:: Exercise directions ::
Locate the word "icon" in the data below, then copy every line that holds it.

----- Data excerpts

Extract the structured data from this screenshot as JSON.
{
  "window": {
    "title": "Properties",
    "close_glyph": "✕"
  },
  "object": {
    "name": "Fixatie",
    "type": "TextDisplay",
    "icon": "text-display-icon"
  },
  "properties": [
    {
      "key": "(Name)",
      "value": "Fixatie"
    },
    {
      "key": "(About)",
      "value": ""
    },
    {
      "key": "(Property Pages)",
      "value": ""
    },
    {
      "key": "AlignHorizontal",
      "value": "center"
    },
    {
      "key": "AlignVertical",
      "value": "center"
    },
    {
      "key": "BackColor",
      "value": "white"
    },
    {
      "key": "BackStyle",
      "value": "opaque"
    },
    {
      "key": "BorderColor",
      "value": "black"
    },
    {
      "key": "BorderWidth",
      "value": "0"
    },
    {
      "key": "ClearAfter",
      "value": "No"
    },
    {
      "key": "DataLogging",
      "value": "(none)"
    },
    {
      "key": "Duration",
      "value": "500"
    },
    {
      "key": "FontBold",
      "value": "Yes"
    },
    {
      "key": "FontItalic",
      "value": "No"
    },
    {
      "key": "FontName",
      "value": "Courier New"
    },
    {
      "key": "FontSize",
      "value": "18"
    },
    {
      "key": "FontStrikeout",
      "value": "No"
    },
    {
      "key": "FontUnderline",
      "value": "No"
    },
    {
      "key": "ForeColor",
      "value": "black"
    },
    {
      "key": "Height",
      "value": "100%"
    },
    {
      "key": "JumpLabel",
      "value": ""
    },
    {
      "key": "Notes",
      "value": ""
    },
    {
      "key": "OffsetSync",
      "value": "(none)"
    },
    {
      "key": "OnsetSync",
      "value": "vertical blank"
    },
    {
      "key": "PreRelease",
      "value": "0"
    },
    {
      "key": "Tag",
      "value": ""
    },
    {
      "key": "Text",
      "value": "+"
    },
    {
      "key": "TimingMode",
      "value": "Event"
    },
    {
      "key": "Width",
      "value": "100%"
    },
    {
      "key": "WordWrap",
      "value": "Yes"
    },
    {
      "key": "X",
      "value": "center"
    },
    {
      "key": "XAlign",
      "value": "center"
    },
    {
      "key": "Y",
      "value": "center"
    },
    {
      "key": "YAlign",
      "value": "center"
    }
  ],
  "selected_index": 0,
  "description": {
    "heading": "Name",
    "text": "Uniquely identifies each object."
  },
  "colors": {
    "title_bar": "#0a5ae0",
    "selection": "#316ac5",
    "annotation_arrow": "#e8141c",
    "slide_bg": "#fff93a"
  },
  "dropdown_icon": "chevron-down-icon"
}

----------
----- Data excerpts

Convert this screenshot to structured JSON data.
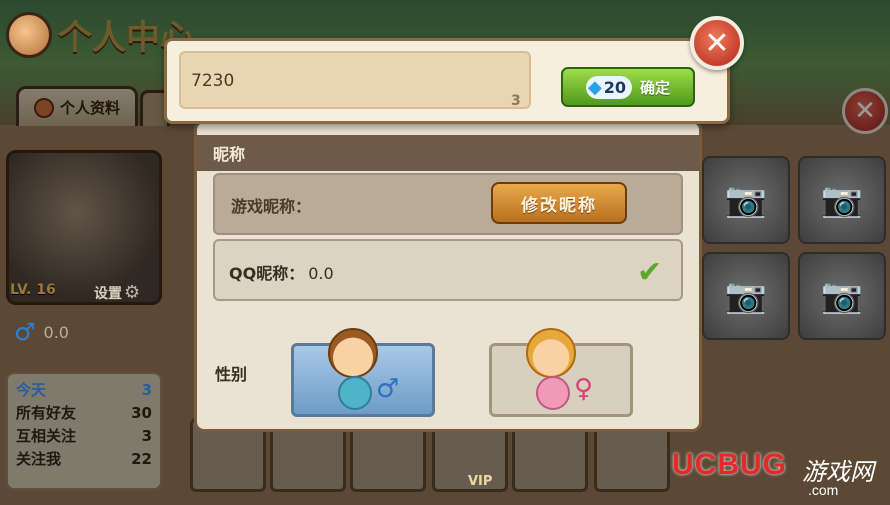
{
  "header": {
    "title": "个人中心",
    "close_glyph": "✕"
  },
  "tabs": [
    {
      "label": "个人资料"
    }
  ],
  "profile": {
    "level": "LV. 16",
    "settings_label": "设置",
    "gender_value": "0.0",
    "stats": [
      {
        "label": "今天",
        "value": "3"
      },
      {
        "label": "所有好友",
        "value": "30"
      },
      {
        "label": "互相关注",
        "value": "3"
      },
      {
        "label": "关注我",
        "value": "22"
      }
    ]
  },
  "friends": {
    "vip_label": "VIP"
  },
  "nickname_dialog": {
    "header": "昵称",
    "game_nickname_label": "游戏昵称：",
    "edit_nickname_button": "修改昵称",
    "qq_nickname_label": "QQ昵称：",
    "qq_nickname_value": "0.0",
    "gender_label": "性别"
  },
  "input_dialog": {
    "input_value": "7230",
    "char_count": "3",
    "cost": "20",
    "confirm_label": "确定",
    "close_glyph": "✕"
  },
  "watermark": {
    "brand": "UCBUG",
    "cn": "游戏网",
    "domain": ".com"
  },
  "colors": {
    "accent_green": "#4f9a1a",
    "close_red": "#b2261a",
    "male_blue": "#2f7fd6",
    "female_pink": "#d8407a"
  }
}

----------

:: Result of the exercise ::
    "icon": "text-display-icon"
  "dropdown_icon": "chevron-down-icon"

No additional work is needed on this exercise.